-- Start of MATERIAL FOR THIS EXERCISE --

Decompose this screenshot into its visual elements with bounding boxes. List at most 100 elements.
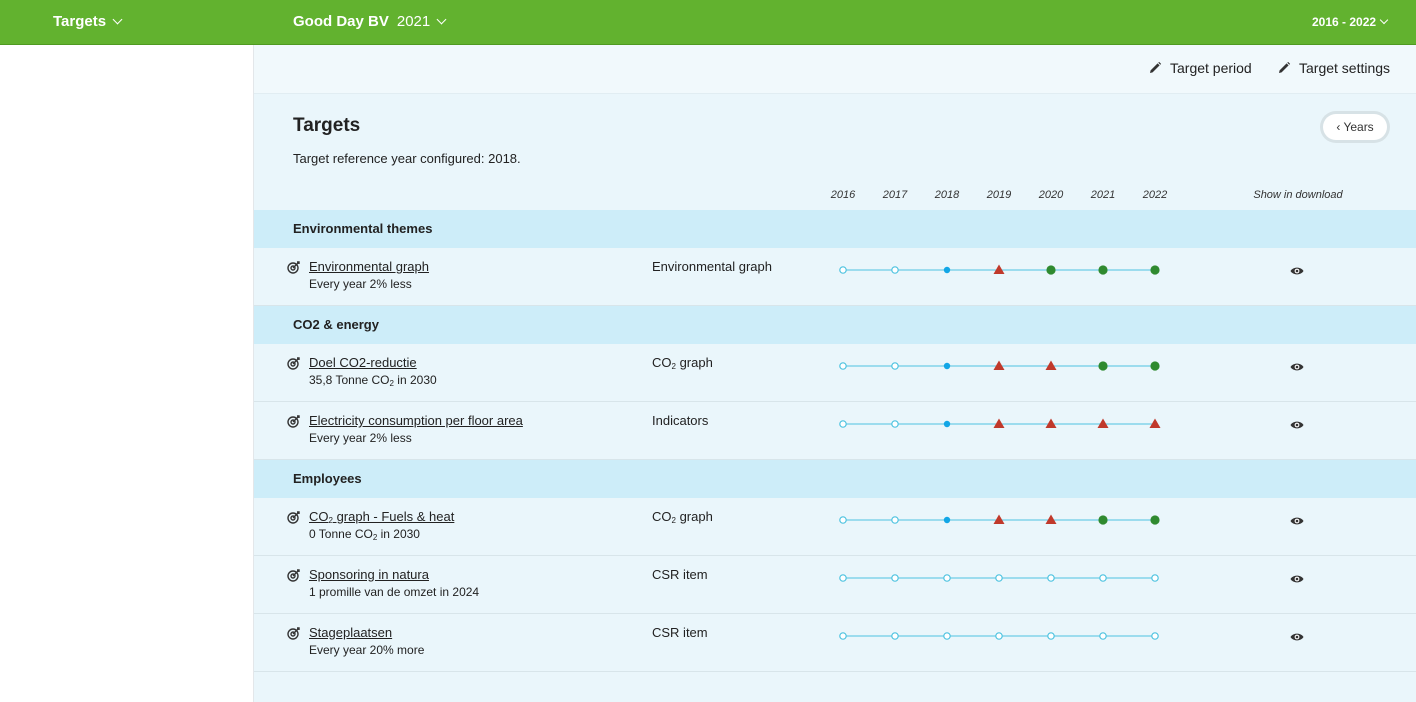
pencil-icon (1279, 62, 1291, 74)
eye-icon[interactable] (1290, 516, 1304, 526)
status-off-track-marker (993, 418, 1005, 428)
section-title: CO2 & energy (293, 317, 379, 332)
target-description: Every year 2% less (309, 431, 412, 445)
status-open-marker (891, 516, 899, 524)
status-open-marker (891, 266, 899, 274)
target-source: CO2 graph (652, 509, 713, 525)
period-dropdown[interactable]: 2016 - 2022 (1312, 0, 1389, 44)
table-row: Stageplaatsen Every year 20% more CSR it… (254, 614, 1416, 672)
target-description: Every year 20% more (309, 643, 425, 657)
year-column-header: 2020 (1038, 189, 1064, 201)
eye-icon[interactable] (1290, 574, 1304, 584)
eye-icon[interactable] (1290, 362, 1304, 372)
target-name-link[interactable]: Sponsoring in natura (309, 567, 429, 582)
company-name: Good Day BV (293, 13, 389, 30)
company-year-dropdown[interactable]: Good Day BV 2021 (293, 0, 447, 44)
status-off-track-marker (1149, 418, 1161, 428)
target-source: CSR item (652, 567, 708, 582)
target-description: 0 Tonne CO2 in 2030 (309, 527, 420, 542)
year-column-header: 2017 (882, 189, 908, 201)
main-content: Target period Target settings Targets Ta… (254, 45, 1416, 702)
eye-icon[interactable] (1290, 632, 1304, 642)
target-name-link[interactable]: CO2 graph - Fuels & heat (309, 509, 455, 525)
year-status-timeline (839, 632, 1159, 640)
section-menu-dropdown[interactable]: Targets (53, 0, 123, 44)
table-row: Doel CO2-reductie 35,8 Tonne CO2 in 2030… (254, 344, 1416, 402)
status-open-marker (1151, 574, 1159, 582)
status-open-marker (839, 420, 847, 428)
target-source: CSR item (652, 625, 708, 640)
table-row: Environmental graph Every year 2% less E… (254, 248, 1416, 306)
year-column-header: 2021 (1090, 189, 1116, 201)
target-icon (287, 415, 300, 428)
status-open-marker (1151, 632, 1159, 640)
status-open-marker (1047, 632, 1055, 640)
section-header: Employees (254, 460, 1416, 498)
chevron-left-icon: ‹ (1336, 120, 1344, 134)
status-achieved-marker (1098, 515, 1108, 525)
year-column-header: 2016 (830, 189, 856, 201)
target-source: Indicators (652, 413, 709, 428)
year-status-timeline (839, 360, 1160, 371)
status-open-marker (891, 574, 899, 582)
status-off-track-marker (993, 514, 1005, 524)
status-reference-marker (943, 362, 951, 370)
table-row: CO2 graph - Fuels & heat 0 Tonne CO2 in … (254, 498, 1416, 556)
page-title: Targets (293, 115, 361, 136)
pencil-icon (1150, 62, 1162, 74)
status-open-marker (839, 516, 847, 524)
section-header: CO2 & energy (254, 306, 1416, 344)
year-status-timeline (839, 574, 1159, 582)
eye-icon[interactable] (1290, 420, 1304, 430)
year-column-header: 2019 (986, 189, 1012, 201)
target-settings-label: Target settings (1299, 60, 1391, 76)
status-off-track-marker (1045, 514, 1057, 524)
period-label: 2016 - 2022 (1312, 15, 1377, 29)
reference-year-note: Target reference year configured: 2018. (293, 151, 521, 166)
status-open-marker (839, 574, 847, 582)
status-open-marker (1099, 632, 1107, 640)
status-off-track-marker (1045, 418, 1057, 428)
years-toggle-button[interactable]: ‹ Years (1323, 114, 1387, 140)
target-source: CO2 graph (652, 355, 713, 371)
toolbar: Target period Target settings (254, 45, 1416, 94)
status-open-marker (839, 266, 847, 274)
target-icon (287, 627, 300, 640)
status-achieved-marker (1150, 515, 1160, 525)
section-title: Employees (293, 471, 362, 486)
status-reference-marker (943, 420, 951, 428)
target-icon (287, 357, 300, 370)
year-status-timeline (839, 514, 1160, 525)
top-navigation-bar: Targets Good Day BV 2021 2016 - 2022 (0, 0, 1416, 45)
year-status-timeline (839, 418, 1161, 428)
status-open-marker (891, 420, 899, 428)
status-open-marker (839, 362, 847, 370)
target-description: Every year 2% less (309, 277, 412, 291)
target-name-link[interactable]: Electricity consumption per floor area (309, 413, 523, 428)
status-achieved-marker (1098, 361, 1108, 371)
eye-icon[interactable] (1290, 266, 1304, 276)
status-open-marker (995, 574, 1003, 582)
target-name-link[interactable]: Environmental graph (309, 259, 429, 274)
target-name-link[interactable]: Doel CO2-reductie (309, 355, 417, 370)
status-off-track-marker (993, 264, 1005, 274)
chevron-down-icon (436, 14, 447, 25)
section-title: Environmental themes (293, 221, 433, 236)
status-open-marker (943, 574, 951, 582)
target-period-label: Target period (1170, 60, 1252, 76)
target-name-link[interactable]: Stageplaatsen (309, 625, 393, 640)
status-open-marker (839, 632, 847, 640)
target-description: 1 promille van de omzet in 2024 (309, 585, 480, 599)
table-row: Electricity consumption per floor area E… (254, 402, 1416, 460)
target-source: Environmental graph (652, 259, 772, 274)
status-reference-marker (943, 516, 951, 524)
section-header: Environmental themes (254, 210, 1416, 248)
status-off-track-marker (993, 360, 1005, 370)
target-icon (287, 569, 300, 582)
target-settings-button[interactable]: Target settings (1277, 45, 1390, 91)
target-period-button[interactable]: Target period (1148, 45, 1252, 91)
sidebar (0, 45, 254, 702)
status-achieved-marker (1150, 265, 1160, 275)
target-icon (287, 261, 300, 274)
target-icon (287, 511, 300, 524)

-- End of MATERIAL FOR THIS EXERCISE --

OBJECTIVE >> Which lines run from the one containing "pencil-icon (1279, 62, 1291, 74)" through the one containing "chevron-left-icon: ‹ (1336, 120, 1344, 134)"? Extract that span unchanged, including both end lines.

COMPLETE ANSWER >>
pencil-icon (1279, 62, 1291, 74)
eye-icon[interactable] (1290, 516, 1304, 526)
status-off-track-marker (993, 418, 1005, 428)
section-title: CO2 & energy (293, 317, 379, 332)
target-description: Every year 2% less (309, 431, 412, 445)
status-open-marker (891, 516, 899, 524)
status-open-marker (891, 266, 899, 274)
target-source: CO2 graph (652, 509, 713, 525)
period-dropdown[interactable]: 2016 - 2022 (1312, 0, 1389, 44)
table-row: Stageplaatsen Every year 20% more CSR it… (254, 614, 1416, 672)
target-description: Every year 20% more (309, 643, 425, 657)
year-column-header: 2020 (1038, 189, 1064, 201)
eye-icon[interactable] (1290, 574, 1304, 584)
eye-icon[interactable] (1290, 362, 1304, 372)
target-name-link[interactable]: Sponsoring in natura (309, 567, 429, 582)
company-name: Good Day BV (293, 13, 389, 30)
company-year-dropdown[interactable]: Good Day BV 2021 (293, 0, 447, 44)
status-off-track-marker (1149, 418, 1161, 428)
target-source: CSR item (652, 567, 708, 582)
target-description: 0 Tonne CO2 in 2030 (309, 527, 420, 542)
year-column-header: 2017 (882, 189, 908, 201)
main-content: Target period Target settings Targets Ta… (254, 45, 1416, 702)
eye-icon[interactable] (1290, 632, 1304, 642)
target-name-link[interactable]: CO2 graph - Fuels & heat (309, 509, 455, 525)
year-status-timeline (839, 632, 1159, 640)
section-menu-dropdown[interactable]: Targets (53, 0, 123, 44)
table-row: Doel CO2-reductie 35,8 Tonne CO2 in 2030… (254, 344, 1416, 402)
status-open-marker (1151, 574, 1159, 582)
status-open-marker (839, 420, 847, 428)
target-source: CSR item (652, 625, 708, 640)
table-row: Environmental graph Every year 2% less E… (254, 248, 1416, 306)
year-column-header: 2021 (1090, 189, 1116, 201)
target-icon (287, 415, 300, 428)
status-open-marker (1151, 632, 1159, 640)
status-open-marker (1047, 632, 1055, 640)
section-header: Employees (254, 460, 1416, 498)
chevron-left-icon: ‹ (1336, 120, 1344, 134)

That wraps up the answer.